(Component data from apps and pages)
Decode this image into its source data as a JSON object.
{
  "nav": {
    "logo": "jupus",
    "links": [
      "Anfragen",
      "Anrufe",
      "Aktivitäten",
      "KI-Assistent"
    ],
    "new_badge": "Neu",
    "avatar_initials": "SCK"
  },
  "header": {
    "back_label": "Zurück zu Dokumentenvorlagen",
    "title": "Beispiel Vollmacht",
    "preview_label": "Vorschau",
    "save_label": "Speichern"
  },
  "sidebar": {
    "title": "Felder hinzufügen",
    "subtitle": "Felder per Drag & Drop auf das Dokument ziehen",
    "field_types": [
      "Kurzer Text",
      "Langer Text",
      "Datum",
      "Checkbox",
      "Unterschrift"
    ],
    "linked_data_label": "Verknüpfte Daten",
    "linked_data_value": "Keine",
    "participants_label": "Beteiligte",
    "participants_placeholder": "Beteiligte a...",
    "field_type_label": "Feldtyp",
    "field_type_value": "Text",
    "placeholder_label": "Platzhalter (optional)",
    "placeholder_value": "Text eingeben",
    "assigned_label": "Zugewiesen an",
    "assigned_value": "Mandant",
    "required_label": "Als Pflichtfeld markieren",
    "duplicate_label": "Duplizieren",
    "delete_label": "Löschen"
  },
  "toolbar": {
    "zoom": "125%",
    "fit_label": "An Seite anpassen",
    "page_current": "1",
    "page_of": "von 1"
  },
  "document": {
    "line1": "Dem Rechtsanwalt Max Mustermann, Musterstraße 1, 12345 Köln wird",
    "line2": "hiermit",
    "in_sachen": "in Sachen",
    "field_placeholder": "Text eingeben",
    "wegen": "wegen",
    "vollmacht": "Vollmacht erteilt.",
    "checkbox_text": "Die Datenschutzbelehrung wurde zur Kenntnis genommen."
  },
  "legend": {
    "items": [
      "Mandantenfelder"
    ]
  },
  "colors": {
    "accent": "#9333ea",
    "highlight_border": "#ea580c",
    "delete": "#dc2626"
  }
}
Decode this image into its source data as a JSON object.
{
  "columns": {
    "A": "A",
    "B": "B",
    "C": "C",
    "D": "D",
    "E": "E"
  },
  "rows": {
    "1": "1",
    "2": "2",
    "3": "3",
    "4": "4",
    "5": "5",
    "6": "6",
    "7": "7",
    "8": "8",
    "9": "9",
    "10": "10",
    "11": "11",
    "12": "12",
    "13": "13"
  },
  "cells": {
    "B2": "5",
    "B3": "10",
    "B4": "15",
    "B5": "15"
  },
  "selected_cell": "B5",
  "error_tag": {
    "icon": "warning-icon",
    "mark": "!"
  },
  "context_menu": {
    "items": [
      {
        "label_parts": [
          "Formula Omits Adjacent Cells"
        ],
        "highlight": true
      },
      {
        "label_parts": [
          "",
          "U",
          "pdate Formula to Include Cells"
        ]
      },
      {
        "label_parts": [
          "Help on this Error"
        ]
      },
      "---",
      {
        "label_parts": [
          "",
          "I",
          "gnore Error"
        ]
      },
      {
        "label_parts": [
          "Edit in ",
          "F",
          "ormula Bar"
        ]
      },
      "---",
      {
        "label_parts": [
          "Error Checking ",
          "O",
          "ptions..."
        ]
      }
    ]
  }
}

#### TRY IT
Set the records above down again, exactly as they read.

#### RESPONSE TO THIS TASK
Decode this image into its source data as a JSON object.
{
  "nav": {
    "logo": "jupus",
    "links": [
      "Anfragen",
      "Anrufe",
      "Aktivitäten",
      "KI-Assistent"
    ],
    "new_badge": "Neu",
    "avatar_initials": "SCK"
  },
  "header": {
    "back_label": "Zurück zu Dokumentenvorlagen",
    "title": "Beispiel Vollmacht",
    "preview_label": "Vorschau",
    "save_label": "Speichern"
  },
  "sidebar": {
    "title": "Felder hinzufügen",
    "subtitle": "Felder per Drag & Drop auf das Dokument ziehen",
    "field_types": [
      "Kurzer Text",
      "Langer Text",
      "Datum",
      "Checkbox",
      "Unterschrift"
    ],
    "linked_data_label": "Verknüpfte Daten",
    "linked_data_value": "Keine",
    "participants_label": "Beteiligte",
    "participants_placeholder": "Beteiligte a...",
    "field_type_label": "Feldtyp",
    "field_type_value": "Text",
    "placeholder_label": "Platzhalter (optional)",
    "placeholder_value": "Text eingeben",
    "assigned_label": "Zugewiesen an",
    "assigned_value": "Mandant",
    "required_label": "Als Pflichtfeld markieren",
    "duplicate_label": "Duplizieren",
    "delete_label": "Löschen"
  },
  "toolbar": {
    "zoom": "125%",
    "fit_label": "An Seite anpassen",
    "page_current": "1",
    "page_of": "von 1"
  },
  "document": {
    "line1": "Dem Rechtsanwalt Max Mustermann, Musterstraße 1, 12345 Köln wird",
    "line2": "hiermit",
    "in_sachen": "in Sachen",
    "field_placeholder": "Text eingeben",
    "wegen": "wegen",
    "vollmacht": "Vollmacht erteilt.",
    "checkbox_text": "Die Datenschutzbelehrung wurde zur Kenntnis genommen."
  },
  "legend": {
    "items": [
      "Mandantenfelder"
    ]
  },
  "colors": {
    "accent": "#9333ea",
    "highlight_border": "#ea580c",
    "delete": "#dc2626"
  }
}
Decode this image into its source data as a JSON object.
{
  "columns": {
    "A": "A",
    "B": "B",
    "C": "C",
    "D": "D",
    "E": "E"
  },
  "rows": {
    "1": "1",
    "2": "2",
    "3": "3",
    "4": "4",
    "5": "5",
    "6": "6",
    "7": "7",
    "8": "8",
    "9": "9",
    "10": "10",
    "11": "11",
    "12": "12",
    "13": "13"
  },
  "cells": {
    "B2": "5",
    "B3": "10",
    "B4": "15",
    "B5": "15"
  },
  "selected_cell": "B5",
  "error_tag": {
    "icon": "warning-icon",
    "mark": "!"
  },
  "context_menu": {
    "items": [
      {
        "label_parts": [
          "Formula Omits Adjacent Cells"
        ],
        "highlight": true
      },
      {
        "label_parts": [
          "",
          "U",
          "pdate Formula to Include Cells"
        ]
      },
      {
        "label_parts": [
          "Help on this Error"
        ]
      },
      "---",
      {
        "label_parts": [
          "",
          "I",
          "gnore Error"
        ]
      },
      {
        "label_parts": [
          "Edit in ",
          "F",
          "ormula Bar"
        ]
      },
      "---",
      {
        "label_parts": [
          "Error Checking ",
          "O",
          "ptions..."
        ]
      }
    ]
  }
}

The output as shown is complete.